* **Supplied data**:
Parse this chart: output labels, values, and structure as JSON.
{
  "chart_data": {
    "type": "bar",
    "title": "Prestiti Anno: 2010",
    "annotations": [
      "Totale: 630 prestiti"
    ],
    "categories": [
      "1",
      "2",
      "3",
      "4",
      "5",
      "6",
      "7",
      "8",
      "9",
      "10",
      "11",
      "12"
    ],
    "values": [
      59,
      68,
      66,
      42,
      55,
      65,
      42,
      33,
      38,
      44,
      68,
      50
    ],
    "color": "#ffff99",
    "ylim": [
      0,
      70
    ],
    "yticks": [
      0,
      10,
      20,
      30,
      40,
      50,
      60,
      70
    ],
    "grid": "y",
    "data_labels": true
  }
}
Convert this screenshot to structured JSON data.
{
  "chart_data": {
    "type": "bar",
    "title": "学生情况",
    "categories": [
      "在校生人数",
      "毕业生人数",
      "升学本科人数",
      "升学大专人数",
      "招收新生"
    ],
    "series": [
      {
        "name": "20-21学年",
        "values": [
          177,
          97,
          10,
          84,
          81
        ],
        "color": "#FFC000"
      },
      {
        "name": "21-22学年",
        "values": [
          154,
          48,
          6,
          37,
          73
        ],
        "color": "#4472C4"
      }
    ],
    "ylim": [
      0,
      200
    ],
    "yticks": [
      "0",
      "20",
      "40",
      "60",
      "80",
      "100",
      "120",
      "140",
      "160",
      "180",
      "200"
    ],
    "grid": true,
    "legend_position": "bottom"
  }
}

* **What you will do**: Repeat every record exactly as written, please.

* **Full solution**:
Parse this chart: output labels, values, and structure as JSON.
{
  "chart_data": {
    "type": "bar",
    "title": "Prestiti Anno: 2010",
    "annotations": [
      "Totale: 630 prestiti"
    ],
    "categories": [
      "1",
      "2",
      "3",
      "4",
      "5",
      "6",
      "7",
      "8",
      "9",
      "10",
      "11",
      "12"
    ],
    "values": [
      59,
      68,
      66,
      42,
      55,
      65,
      42,
      33,
      38,
      44,
      68,
      50
    ],
    "color": "#ffff99",
    "ylim": [
      0,
      70
    ],
    "yticks": [
      0,
      10,
      20,
      30,
      40,
      50,
      60,
      70
    ],
    "grid": "y",
    "data_labels": true
  }
}
Convert this screenshot to structured JSON data.
{
  "chart_data": {
    "type": "bar",
    "title": "学生情况",
    "categories": [
      "在校生人数",
      "毕业生人数",
      "升学本科人数",
      "升学大专人数",
      "招收新生"
    ],
    "series": [
      {
        "name": "20-21学年",
        "values": [
          177,
          97,
          10,
          84,
          81
        ],
        "color": "#FFC000"
      },
      {
        "name": "21-22学年",
        "values": [
          154,
          48,
          6,
          37,
          73
        ],
        "color": "#4472C4"
      }
    ],
    "ylim": [
      0,
      200
    ],
    "yticks": [
      "0",
      "20",
      "40",
      "60",
      "80",
      "100",
      "120",
      "140",
      "160",
      "180",
      "200"
    ],
    "grid": true,
    "legend_position": "bottom"
  }
}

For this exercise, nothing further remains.